>> Begin Exercise data
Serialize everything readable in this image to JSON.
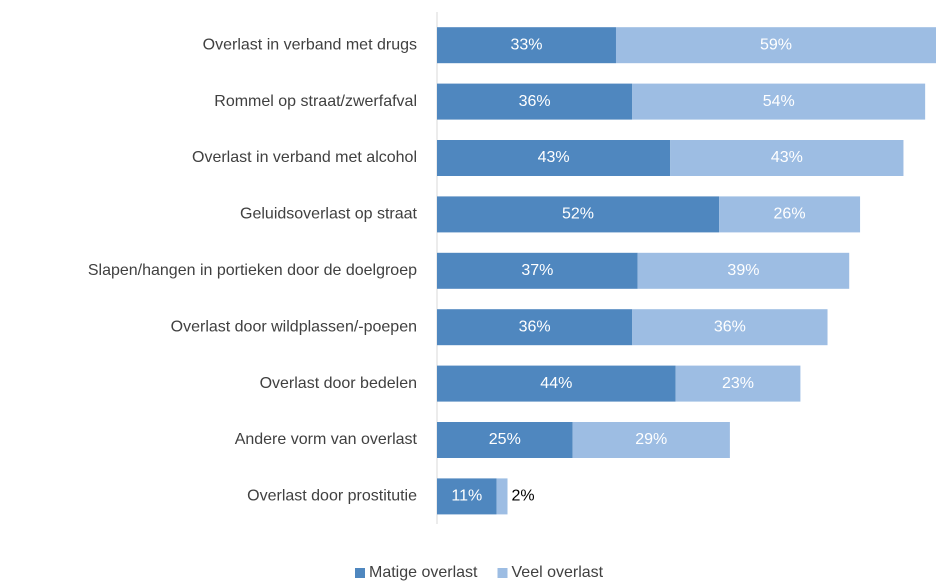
{
  "chart_data": {
    "type": "stacked-bar-horizontal",
    "categories": [
      "Overlast in verband met drugs",
      "Rommel op straat/zwerfafval",
      "Overlast in verband met alcohol",
      "Geluidsoverlast op straat",
      "Slapen/hangen in portieken door de doelgroep",
      "Overlast door wildplassen/-poepen",
      "Overlast door bedelen",
      "Andere vorm van overlast",
      "Overlast door prostitutie"
    ],
    "series": [
      {
        "name": "Matige overlast",
        "color": "#4f87bf",
        "values": [
          33,
          36,
          43,
          52,
          37,
          36,
          44,
          25,
          11
        ],
        "value_labels": [
          "33%",
          "36%",
          "43%",
          "52%",
          "37%",
          "36%",
          "44%",
          "25%",
          "11%"
        ]
      },
      {
        "name": "Veel overlast",
        "color": "#9dbde3",
        "values": [
          59,
          54,
          43,
          26,
          39,
          36,
          23,
          29,
          2
        ],
        "value_labels": [
          "59%",
          "54%",
          "43%",
          "26%",
          "39%",
          "36%",
          "23%",
          "29%",
          "2%"
        ]
      }
    ]
  }
}
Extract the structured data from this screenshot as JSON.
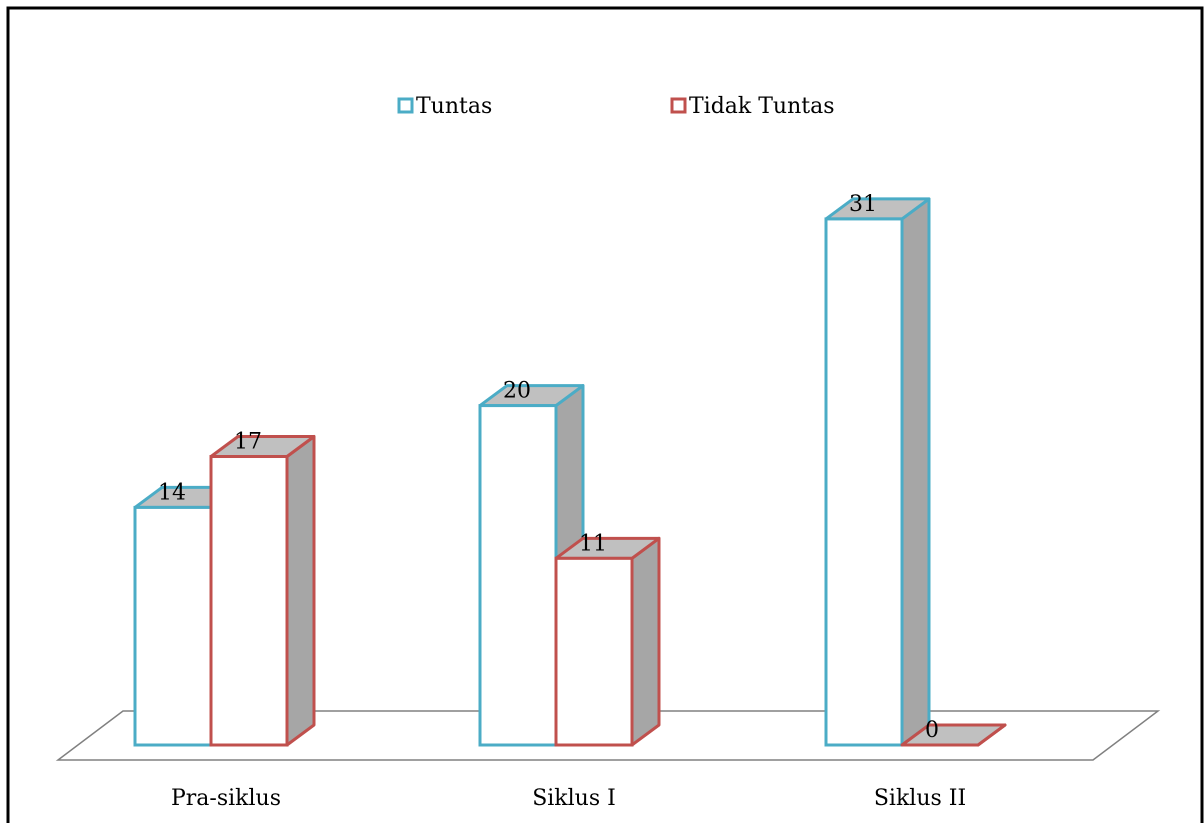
{
  "chart_data": {
    "type": "bar",
    "style": "3d-clustered",
    "categories": [
      "Pra-siklus",
      "Siklus I",
      "Siklus II"
    ],
    "series": [
      {
        "name": "Tuntas",
        "values": [
          14,
          20,
          31
        ],
        "color": "#4BACC6"
      },
      {
        "name": "Tidak Tuntas",
        "values": [
          17,
          11,
          0
        ],
        "color": "#C0504D"
      }
    ],
    "title": "",
    "xlabel": "",
    "ylabel": "",
    "ylim": [
      0,
      35
    ],
    "grid": false,
    "legend_position": "top"
  },
  "colors": {
    "face": "#ffffff",
    "side": "#a6a6a6",
    "top": "#c0c0c0",
    "floor": "#808080",
    "border": "#000000"
  }
}
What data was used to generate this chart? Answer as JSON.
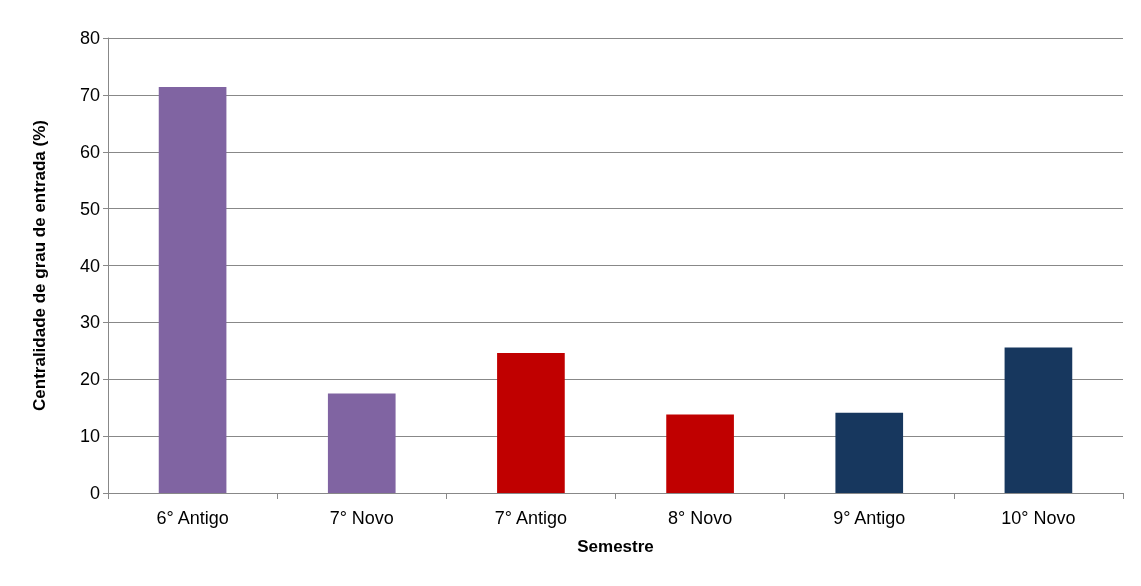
{
  "chart_data": {
    "type": "bar",
    "xlabel": "Semestre",
    "ylabel": "Centralidade de grau de entrada (%)",
    "categories": [
      "6° Antigo",
      "7° Novo",
      "7° Antigo",
      "8° Novo",
      "9° Antigo",
      "10° Novo"
    ],
    "values": [
      71.4,
      17.5,
      24.6,
      13.8,
      14.1,
      25.6
    ],
    "colors": [
      "#8064a2",
      "#8064a2",
      "#c00000",
      "#c00000",
      "#17375e",
      "#17375e"
    ],
    "ylim": [
      0,
      80
    ],
    "yticks": [
      0,
      10,
      20,
      30,
      40,
      50,
      60,
      70,
      80
    ],
    "grid": "y"
  }
}
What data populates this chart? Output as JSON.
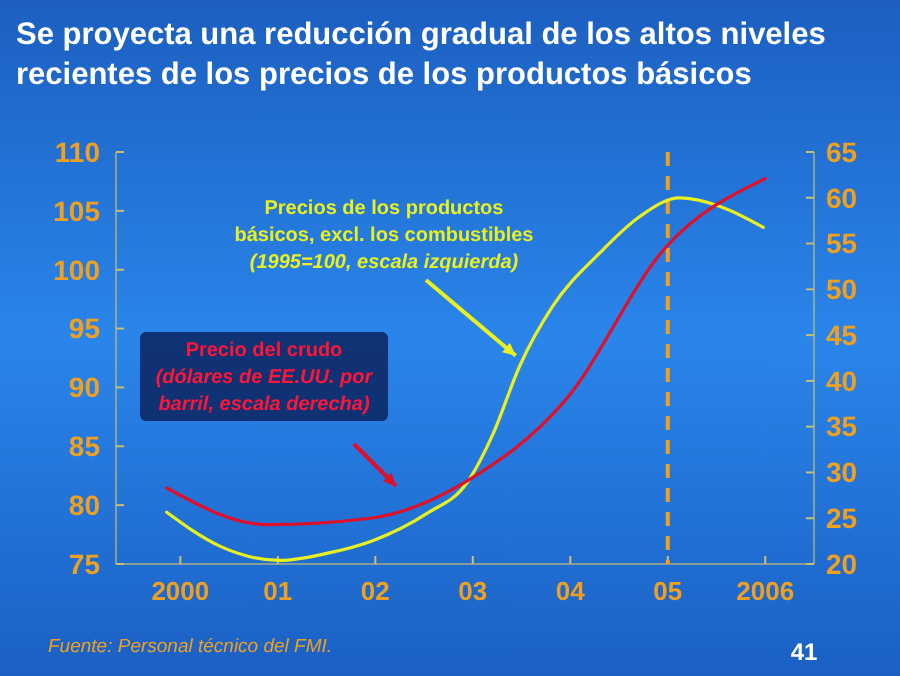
{
  "chart_data": {
    "type": "line",
    "title": "Se proyecta una reducción gradual de los altos niveles recientes de los precios de los productos básicos",
    "xlim": [
      1999.34,
      2006.5
    ],
    "xticks": [
      {
        "value": 2000,
        "label": "2000"
      },
      {
        "value": 2001,
        "label": "01"
      },
      {
        "value": 2002,
        "label": "02"
      },
      {
        "value": 2003,
        "label": "03"
      },
      {
        "value": 2004,
        "label": "04"
      },
      {
        "value": 2005,
        "label": "05"
      },
      {
        "value": 2006,
        "label": "2006"
      }
    ],
    "ylim": [
      75,
      110
    ],
    "yticks": [
      75,
      80,
      85,
      90,
      95,
      100,
      105,
      110
    ],
    "y2lim": [
      20,
      65
    ],
    "y2ticks": [
      20,
      25,
      30,
      35,
      40,
      45,
      50,
      55,
      60,
      65
    ],
    "series": [
      {
        "color": "#e8f020",
        "axis": "y",
        "x": [
          1999.86,
          2000.41,
          2001.02,
          2001.5,
          2001.98,
          2002.53,
          2002.94,
          2003.21,
          2003.48,
          2003.82,
          2004.3,
          2004.71,
          2005.12,
          2005.53,
          2005.98
        ],
        "values": [
          79.4,
          76.5,
          75.3,
          75.9,
          77,
          79.3,
          81.9,
          86.1,
          91.8,
          96.9,
          101.4,
          104.5,
          106.1,
          105.4,
          103.6
        ]
      },
      {
        "color": "#e0102a",
        "axis": "y2",
        "x": [
          1999.86,
          2000.89,
          2001.95,
          2002.93,
          2003.95,
          2004.98,
          2006.0
        ],
        "values": [
          28.3,
          24.3,
          25,
          29,
          37.9,
          54.6,
          62.1
        ]
      }
    ],
    "ref_lines": [
      {
        "axis": "x",
        "value": 2005,
        "color": "#f0a020",
        "line_style": "dashed"
      }
    ],
    "annotations": [
      {
        "text": "Precios de los productos básicos, excl. los combustibles (1995=100, escala izquierda)",
        "x": 2003.44,
        "y": 92.7
      },
      "Precio del crudo (dólares de EE.UU. por barril, escala derecha)",
      "Fuente: Personal técnico del FMI.",
      "41"
    ],
    "grid": false,
    "marker": "none",
    "line_style": "solid"
  }
}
>> End Exercise data
[The exercise]: Set the listing down in full and exactly. Pictures within it should not appear in the copy.

[Solution for this task]:
Serialize everything readable in this image to JSON.
{
  "chart_data": {
    "type": "stacked-bar-horizontal",
    "categories": [
      "Overlast in verband met drugs",
      "Rommel op straat/zwerfafval",
      "Overlast in verband met alcohol",
      "Geluidsoverlast op straat",
      "Slapen/hangen in portieken door de doelgroep",
      "Overlast door wildplassen/-poepen",
      "Overlast door bedelen",
      "Andere vorm van overlast",
      "Overlast door prostitutie"
    ],
    "series": [
      {
        "name": "Matige overlast",
        "color": "#4f87bf",
        "values": [
          33,
          36,
          43,
          52,
          37,
          36,
          44,
          25,
          11
        ],
        "value_labels": [
          "33%",
          "36%",
          "43%",
          "52%",
          "37%",
          "36%",
          "44%",
          "25%",
          "11%"
        ]
      },
      {
        "name": "Veel overlast",
        "color": "#9dbde3",
        "values": [
          59,
          54,
          43,
          26,
          39,
          36,
          23,
          29,
          2
        ],
        "value_labels": [
          "59%",
          "54%",
          "43%",
          "26%",
          "39%",
          "36%",
          "23%",
          "29%",
          "2%"
        ]
      }
    ]
  }
}
Extract the structured data from this screenshot as JSON.
{
  "chart_data": {
    "type": "bar",
    "style": "3d-clustered",
    "categories": [
      "Pra-siklus",
      "Siklus I",
      "Siklus II"
    ],
    "series": [
      {
        "name": "Tuntas",
        "values": [
          14,
          20,
          31
        ],
        "color": "#4BACC6"
      },
      {
        "name": "Tidak Tuntas",
        "values": [
          17,
          11,
          0
        ],
        "color": "#C0504D"
      }
    ],
    "title": "",
    "xlabel": "",
    "ylabel": "",
    "ylim": [
      0,
      35
    ],
    "grid": false,
    "legend_position": "top"
  },
  "colors": {
    "face": "#ffffff",
    "side": "#a6a6a6",
    "top": "#c0c0c0",
    "floor": "#808080",
    "border": "#000000"
  }
}
What data was used to generate this chart? Answer as JSON.
{
  "chart_data": {
    "type": "bar",
    "xlabel": "Semestre",
    "ylabel": "Centralidade de grau de entrada (%)",
    "categories": [
      "6° Antigo",
      "7° Novo",
      "7° Antigo",
      "8° Novo",
      "9° Antigo",
      "10° Novo"
    ],
    "values": [
      71.4,
      17.5,
      24.6,
      13.8,
      14.1,
      25.6
    ],
    "colors": [
      "#8064a2",
      "#8064a2",
      "#c00000",
      "#c00000",
      "#17375e",
      "#17375e"
    ],
    "ylim": [
      0,
      80
    ],
    "yticks": [
      0,
      10,
      20,
      30,
      40,
      50,
      60,
      70,
      80
    ],
    "grid": "y"
  }
}
What data populates this chart? Output as JSON.
{
  "chart_data": {
    "type": "line",
    "title": "Se proyecta una reducción gradual de los altos niveles recientes de los precios de los productos básicos",
    "xlim": [
      1999.34,
      2006.5
    ],
    "xticks": [
      {
        "value": 2000,
        "label": "2000"
      },
      {
        "value": 2001,
        "label": "01"
      },
      {
        "value": 2002,
        "label": "02"
      },
      {
        "value": 2003,
        "label": "03"
      },
      {
        "value": 2004,
        "label": "04"
      },
      {
        "value": 2005,
        "label": "05"
      },
      {
        "value": 2006,
        "label": "2006"
      }
    ],
    "ylim": [
      75,
      110
    ],
    "yticks": [
      75,
      80,
      85,
      90,
      95,
      100,
      105,
      110
    ],
    "y2lim": [
      20,
      65
    ],
    "y2ticks": [
      20,
      25,
      30,
      35,
      40,
      45,
      50,
      55,
      60,
      65
    ],
    "series": [
      {
        "color": "#e8f020",
        "axis": "y",
        "x": [
          1999.86,
          2000.41,
          2001.02,
          2001.5,
          2001.98,
          2002.53,
          2002.94,
          2003.21,
          2003.48,
          2003.82,
          2004.3,
          2004.71,
          2005.12,
          2005.53,
          2005.98
        ],
        "values": [
          79.4,
          76.5,
          75.3,
          75.9,
          77,
          79.3,
          81.9,
          86.1,
          91.8,
          96.9,
          101.4,
          104.5,
          106.1,
          105.4,
          103.6
        ]
      },
      {
        "color": "#e0102a",
        "axis": "y2",
        "x": [
          1999.86,
          2000.89,
          2001.95,
          2002.93,
          2003.95,
          2004.98,
          2006.0
        ],
        "values": [
          28.3,
          24.3,
          25,
          29,
          37.9,
          54.6,
          62.1
        ]
      }
    ],
    "ref_lines": [
      {
        "axis": "x",
        "value": 2005,
        "color": "#f0a020",
        "line_style": "dashed"
      }
    ],
    "annotations": [
      {
        "text": "Precios de los productos básicos, excl. los combustibles (1995=100, escala izquierda)",
        "x": 2003.44,
        "y": 92.7
      },
      "Precio del crudo (dólares de EE.UU. por barril, escala derecha)",
      "Fuente: Personal técnico del FMI.",
      "41"
    ],
    "grid": false,
    "marker": "none",
    "line_style": "solid"
  }
}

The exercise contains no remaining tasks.